COMPLETE THE FOLLOWING
1) In the forum thread about ISPCP running problems, which operating system does the first poster say they are using?
2) Repeat the forum thread about ISPCP running problems word for word, from "Forgot to say" to "email for this.".
3) Carry on the forum thread about ISPCP running problems from the point where it stops.

Current time: 11-25-2024, 09:47 AM Hello There, Guest! (LoginRegister)


Post Reply 
Running problems
Author Message
tdcarvalho Offline


Posts: 3
Joined: Nov 2011
Reputation: 0
Post: #1
Running problems
I've installed ISPCP for a project in school and now i've come to a problem, every time I restart the computer I can't access to the ISPCP panel by typing admin.domain.com in my address bar. Am I missing something? shouldn't ISPCP be running since the computer boots? If not how do I run the service?
Forgot to say I'm using Debian, the only thing that it didn't go as the tutorial was that i never got any "Question" about Corrier but i guess that is only needed for Email but I'm not using email for this.
(This post was last modified: 11-24-2011 11:35 PM by tdcarvalho.)
11-24-2011 11:26 PM
Find all posts by this user Quote this message in a reply
ephigenie Offline
Project Leader
*******
Administrators

Posts: 1,578
Joined: Oct 2006
Reputation: 15
Post: #2
RE: Running problems
If you say "everytime" - what do you do then to make it run again ?

RECORD LIST
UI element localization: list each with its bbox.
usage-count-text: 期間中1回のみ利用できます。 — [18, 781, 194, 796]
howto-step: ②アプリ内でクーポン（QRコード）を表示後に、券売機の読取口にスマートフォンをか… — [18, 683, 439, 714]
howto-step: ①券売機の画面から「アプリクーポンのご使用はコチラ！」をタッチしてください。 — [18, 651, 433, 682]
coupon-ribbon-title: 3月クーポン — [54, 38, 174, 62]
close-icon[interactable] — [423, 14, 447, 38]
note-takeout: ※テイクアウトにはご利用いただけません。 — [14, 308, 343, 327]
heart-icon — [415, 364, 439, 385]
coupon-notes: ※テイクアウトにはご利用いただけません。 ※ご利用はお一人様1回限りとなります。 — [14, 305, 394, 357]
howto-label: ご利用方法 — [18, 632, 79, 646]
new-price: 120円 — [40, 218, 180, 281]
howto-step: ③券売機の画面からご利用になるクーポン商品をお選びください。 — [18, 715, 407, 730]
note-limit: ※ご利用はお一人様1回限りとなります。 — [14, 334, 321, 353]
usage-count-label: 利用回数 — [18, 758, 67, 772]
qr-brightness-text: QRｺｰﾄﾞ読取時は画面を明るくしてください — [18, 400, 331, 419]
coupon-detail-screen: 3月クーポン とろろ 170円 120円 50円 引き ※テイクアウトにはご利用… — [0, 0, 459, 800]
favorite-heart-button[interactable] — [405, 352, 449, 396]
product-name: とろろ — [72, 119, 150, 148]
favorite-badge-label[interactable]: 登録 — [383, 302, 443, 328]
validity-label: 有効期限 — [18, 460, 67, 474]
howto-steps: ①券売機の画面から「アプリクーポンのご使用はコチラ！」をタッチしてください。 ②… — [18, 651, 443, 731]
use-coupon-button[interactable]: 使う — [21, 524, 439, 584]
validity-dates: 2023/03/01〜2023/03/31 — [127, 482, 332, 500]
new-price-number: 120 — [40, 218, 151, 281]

SOLVED PROBLEMS
1) Debian

2)
Forgot to say I'm using Debian, the only thing that it didn't go as the tutorial was that i never got any "Question" about Corrier but i guess that is only needed for Email but I'm not using email for this.

3)
Maybe apache is not started automatically for whatever reason ? - or mysql is starting too slow ?
11-25-2011 11:11 AM
Visit this user's website Find all posts by this user Quote this message in a reply
tdcarvalho Offline


Posts: 3
Joined: Nov 2011
Reputation: 0
Post: #3
RE: Running problems
That is what i would like to know. How to make it run again?
When i restart my computer when i try to access any of my domains I just can't and in the browser all it says is that can't resolve hostname.

I've find out one thing yesterday, the debian machine was with dinamic IP and after the reboot the IP was never the same as the config, is that crashing ispcp somehow?
11-26-2011 12:22 AM
Find all posts by this user Quote this message in a reply
ephigenie Offline
Project Leader
*******
Administrators

Posts: 1,578
Joined: Oct 2006
Reputation: 15
Post: #4
RE: Running problems
of course it is. IspCP was developed with a server with fixed ip's in mind.
It makes no sense to run a professional hosting environment on a server which is occassionlly connected to the internet only.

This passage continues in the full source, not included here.